# TASK DIRECTIONS
Look through the listing below and report how many lines contain "Radiation", as a bare number.

# GIVEN ENTRIES
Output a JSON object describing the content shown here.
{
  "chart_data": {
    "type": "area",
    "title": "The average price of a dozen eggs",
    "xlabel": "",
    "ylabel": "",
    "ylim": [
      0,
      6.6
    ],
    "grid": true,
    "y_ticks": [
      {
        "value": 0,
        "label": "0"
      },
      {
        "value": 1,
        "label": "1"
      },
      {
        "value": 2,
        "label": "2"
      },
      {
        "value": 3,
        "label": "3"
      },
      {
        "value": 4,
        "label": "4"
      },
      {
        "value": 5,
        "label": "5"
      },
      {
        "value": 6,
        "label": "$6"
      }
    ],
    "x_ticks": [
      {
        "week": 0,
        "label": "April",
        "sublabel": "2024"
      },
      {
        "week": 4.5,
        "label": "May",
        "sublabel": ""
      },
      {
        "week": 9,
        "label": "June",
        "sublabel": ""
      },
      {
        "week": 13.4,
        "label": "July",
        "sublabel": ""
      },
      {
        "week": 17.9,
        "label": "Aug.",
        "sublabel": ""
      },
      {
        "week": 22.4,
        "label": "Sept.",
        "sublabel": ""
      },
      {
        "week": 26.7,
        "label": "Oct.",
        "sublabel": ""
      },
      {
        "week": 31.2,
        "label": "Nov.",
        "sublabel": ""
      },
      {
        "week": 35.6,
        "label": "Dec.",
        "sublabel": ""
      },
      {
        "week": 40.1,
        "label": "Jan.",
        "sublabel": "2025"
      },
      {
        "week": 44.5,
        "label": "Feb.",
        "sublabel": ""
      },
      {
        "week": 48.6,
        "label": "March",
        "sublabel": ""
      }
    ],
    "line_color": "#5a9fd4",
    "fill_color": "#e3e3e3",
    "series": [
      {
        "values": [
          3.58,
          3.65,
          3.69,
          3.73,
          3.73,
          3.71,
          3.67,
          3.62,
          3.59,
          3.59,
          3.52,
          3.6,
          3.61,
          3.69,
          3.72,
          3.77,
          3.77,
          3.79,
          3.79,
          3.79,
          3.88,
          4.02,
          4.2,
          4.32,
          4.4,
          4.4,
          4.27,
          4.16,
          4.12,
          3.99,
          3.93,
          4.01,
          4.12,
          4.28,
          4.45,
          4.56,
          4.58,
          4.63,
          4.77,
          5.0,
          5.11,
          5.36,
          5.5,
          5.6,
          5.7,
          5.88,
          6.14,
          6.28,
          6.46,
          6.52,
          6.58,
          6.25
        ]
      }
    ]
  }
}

* * *

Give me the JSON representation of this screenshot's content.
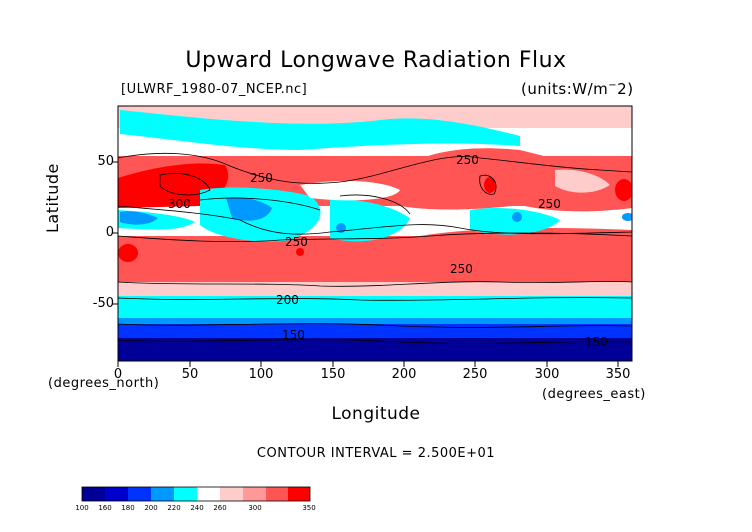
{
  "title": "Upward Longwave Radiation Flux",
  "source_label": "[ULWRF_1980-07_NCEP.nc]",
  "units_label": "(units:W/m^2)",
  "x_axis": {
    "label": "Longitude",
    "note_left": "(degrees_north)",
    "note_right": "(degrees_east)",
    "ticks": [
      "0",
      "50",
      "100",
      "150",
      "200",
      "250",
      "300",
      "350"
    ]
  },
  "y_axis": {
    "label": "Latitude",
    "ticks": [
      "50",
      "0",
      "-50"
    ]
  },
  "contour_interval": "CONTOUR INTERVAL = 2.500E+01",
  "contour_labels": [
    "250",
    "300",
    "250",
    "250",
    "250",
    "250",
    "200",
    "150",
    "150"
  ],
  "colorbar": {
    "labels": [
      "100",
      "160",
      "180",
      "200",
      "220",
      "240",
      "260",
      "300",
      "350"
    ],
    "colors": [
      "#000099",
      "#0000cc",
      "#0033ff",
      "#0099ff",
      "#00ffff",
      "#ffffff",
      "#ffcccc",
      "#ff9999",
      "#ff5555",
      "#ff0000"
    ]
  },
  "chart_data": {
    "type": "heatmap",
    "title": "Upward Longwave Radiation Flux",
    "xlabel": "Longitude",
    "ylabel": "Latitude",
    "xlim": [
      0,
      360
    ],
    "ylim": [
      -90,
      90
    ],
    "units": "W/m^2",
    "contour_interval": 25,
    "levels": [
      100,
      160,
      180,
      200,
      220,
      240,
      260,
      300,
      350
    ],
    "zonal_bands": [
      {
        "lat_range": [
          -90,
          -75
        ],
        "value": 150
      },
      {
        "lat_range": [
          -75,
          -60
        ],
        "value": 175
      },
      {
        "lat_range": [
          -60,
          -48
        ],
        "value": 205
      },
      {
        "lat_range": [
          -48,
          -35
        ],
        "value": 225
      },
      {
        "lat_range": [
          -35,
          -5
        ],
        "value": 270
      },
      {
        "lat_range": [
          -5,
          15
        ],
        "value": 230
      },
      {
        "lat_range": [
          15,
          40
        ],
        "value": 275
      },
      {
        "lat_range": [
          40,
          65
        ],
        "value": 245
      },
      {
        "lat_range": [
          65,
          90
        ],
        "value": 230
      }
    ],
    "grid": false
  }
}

# IN RESPONSE
2